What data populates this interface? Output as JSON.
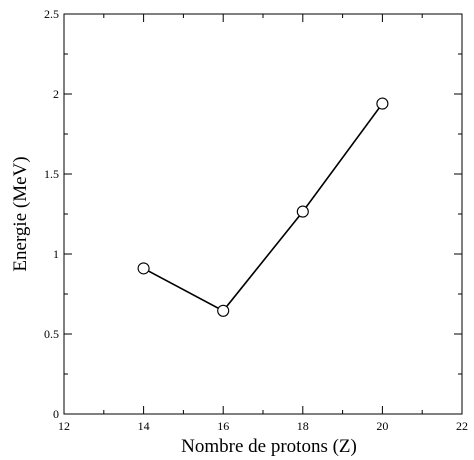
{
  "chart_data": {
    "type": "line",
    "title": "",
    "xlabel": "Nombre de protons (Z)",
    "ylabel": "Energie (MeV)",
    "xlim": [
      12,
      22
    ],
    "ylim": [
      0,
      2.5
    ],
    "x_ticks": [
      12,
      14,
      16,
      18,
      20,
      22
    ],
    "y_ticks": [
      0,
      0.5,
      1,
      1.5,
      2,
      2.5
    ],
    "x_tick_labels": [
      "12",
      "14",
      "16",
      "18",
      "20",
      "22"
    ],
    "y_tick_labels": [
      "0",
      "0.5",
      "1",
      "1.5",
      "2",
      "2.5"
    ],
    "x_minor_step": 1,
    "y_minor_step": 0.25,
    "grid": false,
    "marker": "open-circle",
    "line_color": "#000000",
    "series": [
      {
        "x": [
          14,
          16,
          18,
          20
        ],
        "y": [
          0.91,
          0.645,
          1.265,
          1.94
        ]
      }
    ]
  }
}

+++

- [WORK TO COMPLETE]: Copy every record above exactly, leaving out any pictures.

- [ANSWER FOR THIS EXERCISE]:
What data populates this interface? Output as JSON.
{
  "chart_data": {
    "type": "line",
    "title": "",
    "xlabel": "Nombre de protons (Z)",
    "ylabel": "Energie (MeV)",
    "xlim": [
      12,
      22
    ],
    "ylim": [
      0,
      2.5
    ],
    "x_ticks": [
      12,
      14,
      16,
      18,
      20,
      22
    ],
    "y_ticks": [
      0,
      0.5,
      1,
      1.5,
      2,
      2.5
    ],
    "x_tick_labels": [
      "12",
      "14",
      "16",
      "18",
      "20",
      "22"
    ],
    "y_tick_labels": [
      "0",
      "0.5",
      "1",
      "1.5",
      "2",
      "2.5"
    ],
    "x_minor_step": 1,
    "y_minor_step": 0.25,
    "grid": false,
    "marker": "open-circle",
    "line_color": "#000000",
    "series": [
      {
        "x": [
          14,
          16,
          18,
          20
        ],
        "y": [
          0.91,
          0.645,
          1.265,
          1.94
        ]
      }
    ]
  }
}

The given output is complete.